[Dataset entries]
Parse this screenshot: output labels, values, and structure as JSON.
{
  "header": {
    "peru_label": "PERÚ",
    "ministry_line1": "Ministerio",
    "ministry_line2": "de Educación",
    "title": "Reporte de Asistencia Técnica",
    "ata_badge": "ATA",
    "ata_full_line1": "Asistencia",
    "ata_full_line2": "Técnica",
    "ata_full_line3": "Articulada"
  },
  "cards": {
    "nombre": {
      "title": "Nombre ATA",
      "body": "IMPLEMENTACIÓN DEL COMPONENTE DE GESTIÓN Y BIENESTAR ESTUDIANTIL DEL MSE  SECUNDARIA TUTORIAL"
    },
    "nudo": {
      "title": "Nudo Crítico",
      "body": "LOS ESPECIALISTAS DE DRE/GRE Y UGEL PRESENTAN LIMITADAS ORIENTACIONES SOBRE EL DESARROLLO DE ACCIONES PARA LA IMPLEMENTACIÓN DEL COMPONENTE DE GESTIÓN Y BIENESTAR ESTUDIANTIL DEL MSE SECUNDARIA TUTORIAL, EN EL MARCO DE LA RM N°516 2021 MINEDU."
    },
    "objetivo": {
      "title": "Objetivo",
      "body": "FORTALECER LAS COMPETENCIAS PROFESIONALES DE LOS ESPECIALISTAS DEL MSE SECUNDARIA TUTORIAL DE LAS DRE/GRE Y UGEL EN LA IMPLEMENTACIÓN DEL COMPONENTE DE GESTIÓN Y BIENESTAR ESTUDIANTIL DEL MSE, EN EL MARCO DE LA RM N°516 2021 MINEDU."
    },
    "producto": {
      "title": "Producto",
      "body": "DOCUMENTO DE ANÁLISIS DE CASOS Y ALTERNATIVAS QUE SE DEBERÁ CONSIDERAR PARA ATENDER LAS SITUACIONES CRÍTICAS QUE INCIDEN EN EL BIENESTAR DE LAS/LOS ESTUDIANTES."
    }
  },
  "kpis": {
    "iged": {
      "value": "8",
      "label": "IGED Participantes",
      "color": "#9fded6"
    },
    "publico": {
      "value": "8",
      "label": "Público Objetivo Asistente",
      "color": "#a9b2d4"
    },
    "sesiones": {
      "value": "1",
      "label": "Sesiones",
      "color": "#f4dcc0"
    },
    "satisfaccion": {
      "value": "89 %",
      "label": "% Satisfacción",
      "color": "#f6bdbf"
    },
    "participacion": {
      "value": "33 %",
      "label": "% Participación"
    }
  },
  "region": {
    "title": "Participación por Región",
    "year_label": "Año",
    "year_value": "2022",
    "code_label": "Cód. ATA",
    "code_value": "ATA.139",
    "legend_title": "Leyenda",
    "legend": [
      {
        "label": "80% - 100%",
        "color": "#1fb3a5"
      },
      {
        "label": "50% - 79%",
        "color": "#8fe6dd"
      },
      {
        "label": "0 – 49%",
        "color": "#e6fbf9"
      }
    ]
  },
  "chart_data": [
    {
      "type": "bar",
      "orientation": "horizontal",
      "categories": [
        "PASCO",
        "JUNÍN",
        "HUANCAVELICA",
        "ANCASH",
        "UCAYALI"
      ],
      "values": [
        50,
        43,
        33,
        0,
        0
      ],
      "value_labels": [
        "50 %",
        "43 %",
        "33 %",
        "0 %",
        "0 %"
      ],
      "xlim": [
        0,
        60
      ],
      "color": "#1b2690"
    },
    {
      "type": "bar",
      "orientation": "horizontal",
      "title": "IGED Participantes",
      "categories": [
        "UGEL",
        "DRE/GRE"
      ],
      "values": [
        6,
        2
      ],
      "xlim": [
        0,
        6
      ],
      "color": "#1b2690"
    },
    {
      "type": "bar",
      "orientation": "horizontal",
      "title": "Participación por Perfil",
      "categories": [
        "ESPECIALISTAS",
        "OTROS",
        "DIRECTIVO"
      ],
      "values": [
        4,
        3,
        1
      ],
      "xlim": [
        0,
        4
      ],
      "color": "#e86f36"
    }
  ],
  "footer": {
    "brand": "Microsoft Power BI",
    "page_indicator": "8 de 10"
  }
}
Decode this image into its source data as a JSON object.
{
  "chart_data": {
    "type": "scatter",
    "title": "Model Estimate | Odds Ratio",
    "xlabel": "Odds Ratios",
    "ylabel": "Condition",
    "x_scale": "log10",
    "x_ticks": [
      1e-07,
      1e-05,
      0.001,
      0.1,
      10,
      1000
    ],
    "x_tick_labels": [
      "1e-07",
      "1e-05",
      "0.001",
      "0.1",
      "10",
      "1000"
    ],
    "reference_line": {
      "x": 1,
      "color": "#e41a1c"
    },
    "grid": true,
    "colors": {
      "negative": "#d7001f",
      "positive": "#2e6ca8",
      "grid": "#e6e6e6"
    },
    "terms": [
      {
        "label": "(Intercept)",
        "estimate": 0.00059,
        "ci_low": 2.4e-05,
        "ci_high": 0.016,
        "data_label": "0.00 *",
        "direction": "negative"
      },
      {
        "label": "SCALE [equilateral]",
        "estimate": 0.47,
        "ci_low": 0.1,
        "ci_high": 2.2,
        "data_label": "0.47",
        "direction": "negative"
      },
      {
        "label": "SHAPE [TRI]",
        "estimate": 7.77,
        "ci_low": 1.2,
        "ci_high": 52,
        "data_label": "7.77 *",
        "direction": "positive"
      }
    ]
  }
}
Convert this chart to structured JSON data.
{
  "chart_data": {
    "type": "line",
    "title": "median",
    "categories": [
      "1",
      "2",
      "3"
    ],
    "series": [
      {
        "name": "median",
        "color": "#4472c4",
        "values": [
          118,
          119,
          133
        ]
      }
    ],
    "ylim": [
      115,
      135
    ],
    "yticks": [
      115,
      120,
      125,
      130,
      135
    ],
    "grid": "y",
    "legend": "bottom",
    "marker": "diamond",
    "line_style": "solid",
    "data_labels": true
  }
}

BRIEF: Transcribe exactly the line containing "Convert this chart to structured JSON data." and all remaining lines of the material, ending with the last one.

PROBLEM SOLUTION:
Convert this chart to structured JSON data.
{
  "chart_data": {
    "type": "line",
    "title": "median",
    "categories": [
      "1",
      "2",
      "3"
    ],
    "series": [
      {
        "name": "median",
        "color": "#4472c4",
        "values": [
          118,
          119,
          133
        ]
      }
    ],
    "ylim": [
      115,
      135
    ],
    "yticks": [
      115,
      120,
      125,
      130,
      135
    ],
    "grid": "y",
    "legend": "bottom",
    "marker": "diamond",
    "line_style": "solid",
    "data_labels": true
  }
}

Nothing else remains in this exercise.